Textauszug:
<<<<

November 30, 2015 / 6:19 PM / 3 years ago

IWF macht chinesischen Renminbi zur fünften Weltwährung

Washington (Reuters) - Der Internationale Währungsfonds (IWF) wertet die chinesische Landeswährung Renminbi (RMB) zur fünften Weltwährung auf.

Der Renminbi spielt damit ab Herbst 2016 in einer Liga mit dem US-Dollar, dem britischen Pfund, dem Euro und dem japanischen Yen. Der Schritt sei ein wichtiger Meilenstein bei der Integration der Volksrepublik in das Welt-Finanzsystem, sagte IWF-Chefin Christine Lagarde am Montag. Die Aufnahme der Währung spiegele Chinas Fortschritt bei Reformen wider und werde das globale Geld- und Finanzsystem stärken.

>>>>

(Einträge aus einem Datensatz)
<<<<

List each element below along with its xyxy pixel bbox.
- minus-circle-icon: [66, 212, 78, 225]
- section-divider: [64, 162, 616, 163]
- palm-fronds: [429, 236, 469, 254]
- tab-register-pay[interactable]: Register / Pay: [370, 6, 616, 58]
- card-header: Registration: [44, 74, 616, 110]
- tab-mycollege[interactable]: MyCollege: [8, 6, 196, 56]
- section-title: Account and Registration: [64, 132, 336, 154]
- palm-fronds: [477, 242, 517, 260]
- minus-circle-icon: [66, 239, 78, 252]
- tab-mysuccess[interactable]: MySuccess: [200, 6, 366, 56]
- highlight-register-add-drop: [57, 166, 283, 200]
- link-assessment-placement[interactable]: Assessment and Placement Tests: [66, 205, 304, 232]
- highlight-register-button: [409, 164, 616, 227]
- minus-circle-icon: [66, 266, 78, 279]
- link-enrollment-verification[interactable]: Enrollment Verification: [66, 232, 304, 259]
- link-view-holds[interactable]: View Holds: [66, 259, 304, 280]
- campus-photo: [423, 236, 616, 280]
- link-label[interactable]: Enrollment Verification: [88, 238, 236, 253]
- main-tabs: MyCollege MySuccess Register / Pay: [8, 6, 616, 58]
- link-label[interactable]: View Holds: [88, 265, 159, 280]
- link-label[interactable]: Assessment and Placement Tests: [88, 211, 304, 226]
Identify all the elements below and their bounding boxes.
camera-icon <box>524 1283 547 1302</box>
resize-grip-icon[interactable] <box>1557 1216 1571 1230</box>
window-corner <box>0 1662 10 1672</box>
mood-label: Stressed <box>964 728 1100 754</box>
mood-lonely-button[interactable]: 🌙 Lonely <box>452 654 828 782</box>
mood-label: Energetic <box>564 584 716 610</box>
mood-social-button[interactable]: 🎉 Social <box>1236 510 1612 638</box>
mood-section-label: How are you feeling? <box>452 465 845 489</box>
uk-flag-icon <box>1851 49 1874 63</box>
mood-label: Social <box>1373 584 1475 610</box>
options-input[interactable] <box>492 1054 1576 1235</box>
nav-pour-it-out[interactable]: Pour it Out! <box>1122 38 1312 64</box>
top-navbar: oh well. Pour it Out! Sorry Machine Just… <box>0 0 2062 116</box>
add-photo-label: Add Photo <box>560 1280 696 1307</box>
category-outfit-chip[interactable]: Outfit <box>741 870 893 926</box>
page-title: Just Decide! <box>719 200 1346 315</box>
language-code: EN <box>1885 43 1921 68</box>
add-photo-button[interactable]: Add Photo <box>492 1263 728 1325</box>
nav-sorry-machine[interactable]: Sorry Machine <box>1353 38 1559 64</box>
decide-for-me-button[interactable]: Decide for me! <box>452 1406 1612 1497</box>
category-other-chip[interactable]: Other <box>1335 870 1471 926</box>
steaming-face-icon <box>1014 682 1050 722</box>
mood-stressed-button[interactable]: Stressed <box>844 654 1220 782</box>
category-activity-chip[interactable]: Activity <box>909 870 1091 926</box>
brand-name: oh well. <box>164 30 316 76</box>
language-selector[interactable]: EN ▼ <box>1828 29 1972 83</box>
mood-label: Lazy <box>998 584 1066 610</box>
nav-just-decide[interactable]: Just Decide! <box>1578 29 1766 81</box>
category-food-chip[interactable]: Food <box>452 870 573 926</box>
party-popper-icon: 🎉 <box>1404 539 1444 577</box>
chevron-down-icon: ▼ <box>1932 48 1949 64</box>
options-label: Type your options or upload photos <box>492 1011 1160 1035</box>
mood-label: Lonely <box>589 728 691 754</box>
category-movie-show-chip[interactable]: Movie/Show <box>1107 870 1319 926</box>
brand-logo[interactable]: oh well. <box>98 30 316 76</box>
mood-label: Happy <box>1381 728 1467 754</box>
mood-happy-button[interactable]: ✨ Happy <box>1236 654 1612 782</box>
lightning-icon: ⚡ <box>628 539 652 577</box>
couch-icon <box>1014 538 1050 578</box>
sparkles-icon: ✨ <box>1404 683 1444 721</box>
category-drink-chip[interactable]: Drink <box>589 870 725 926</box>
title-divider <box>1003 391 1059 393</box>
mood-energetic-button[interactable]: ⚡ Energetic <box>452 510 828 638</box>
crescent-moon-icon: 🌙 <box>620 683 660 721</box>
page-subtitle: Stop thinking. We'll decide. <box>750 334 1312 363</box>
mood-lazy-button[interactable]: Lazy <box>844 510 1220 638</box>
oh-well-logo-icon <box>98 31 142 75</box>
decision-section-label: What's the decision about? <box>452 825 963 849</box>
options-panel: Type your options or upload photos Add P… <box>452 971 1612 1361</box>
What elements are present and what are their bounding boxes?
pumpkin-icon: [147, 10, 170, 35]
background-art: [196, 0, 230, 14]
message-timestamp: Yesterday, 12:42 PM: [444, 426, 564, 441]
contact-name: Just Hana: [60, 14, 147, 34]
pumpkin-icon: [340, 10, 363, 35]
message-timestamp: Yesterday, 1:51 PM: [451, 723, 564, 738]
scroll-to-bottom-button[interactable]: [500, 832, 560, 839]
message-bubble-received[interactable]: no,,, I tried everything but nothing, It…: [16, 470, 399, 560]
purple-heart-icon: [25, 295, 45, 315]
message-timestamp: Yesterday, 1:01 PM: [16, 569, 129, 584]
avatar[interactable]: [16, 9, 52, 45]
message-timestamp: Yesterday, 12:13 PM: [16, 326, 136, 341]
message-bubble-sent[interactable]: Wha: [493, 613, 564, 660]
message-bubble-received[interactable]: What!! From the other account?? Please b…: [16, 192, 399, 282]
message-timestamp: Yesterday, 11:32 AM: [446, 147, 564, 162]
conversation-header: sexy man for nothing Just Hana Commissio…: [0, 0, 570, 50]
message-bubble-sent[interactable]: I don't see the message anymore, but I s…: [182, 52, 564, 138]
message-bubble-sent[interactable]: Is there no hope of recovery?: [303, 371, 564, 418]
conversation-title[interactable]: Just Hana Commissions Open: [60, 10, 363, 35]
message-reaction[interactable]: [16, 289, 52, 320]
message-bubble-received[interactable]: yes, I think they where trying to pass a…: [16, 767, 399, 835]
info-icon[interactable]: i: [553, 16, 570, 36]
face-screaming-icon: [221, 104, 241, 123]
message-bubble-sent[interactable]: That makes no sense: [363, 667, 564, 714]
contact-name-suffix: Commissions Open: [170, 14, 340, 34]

>>>>

Zu bearbeitende Aufgaben:
a - Fassen Sie den Absatz des Textauszugs, der mit „Der Renminbi spielt damit“ beginnt, als Liste zusammen und behalten Sie dabei seine wesentlichen Fakten bei.
b - Beantworten Sie anhand des Textauszugs folgende Fragen:
(i) Welche Institution wertet den Renminbi zur fünften Weltwährung auf?
(ii) Ab wann spielt der Renminbi in einer Liga mit den anderen Weltwährungen?
(iii) Wer bezeichnete den Schritt als wichtigen Meilenstein?
Das Material stammt aus einer anderen Quelle als der Textauszug.

Lösungen:
a -
- Ab Herbst 2016 spielt der Renminbi in einer Liga mit dem US-Dollar, dem britischen Pfund, dem Euro und dem japanischen Yen.
- IWF-Chefin Christine Lagarde nannte den Schritt am Montag einen wichtigen Meilenstein bei der Integration der Volksrepublik in das Welt-Finanzsystem.
- Nach Lagarde spiegelt die Aufnahme der Währung Chinas Fortschritt bei Reformen wider und werde das globale Geld- und Finanzsystem stärken.

b -
(i) Der Internationale Währungsfonds (IWF).
(ii) Ab Herbst 2016.
(iii) IWF-Chefin Christine Lagarde.